→ **Set exercise**:
Give only the number of lines that contain the word "Sign".

━━━ Dataset

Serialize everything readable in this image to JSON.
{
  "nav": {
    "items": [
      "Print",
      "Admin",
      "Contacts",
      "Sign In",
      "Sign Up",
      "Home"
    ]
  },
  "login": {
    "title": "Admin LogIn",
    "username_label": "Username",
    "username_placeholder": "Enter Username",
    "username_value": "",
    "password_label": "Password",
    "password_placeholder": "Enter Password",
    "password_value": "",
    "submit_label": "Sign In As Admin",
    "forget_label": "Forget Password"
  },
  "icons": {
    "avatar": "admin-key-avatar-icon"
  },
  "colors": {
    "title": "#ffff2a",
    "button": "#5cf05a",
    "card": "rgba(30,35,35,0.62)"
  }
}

━━━━━━

→ **Answer below**:
3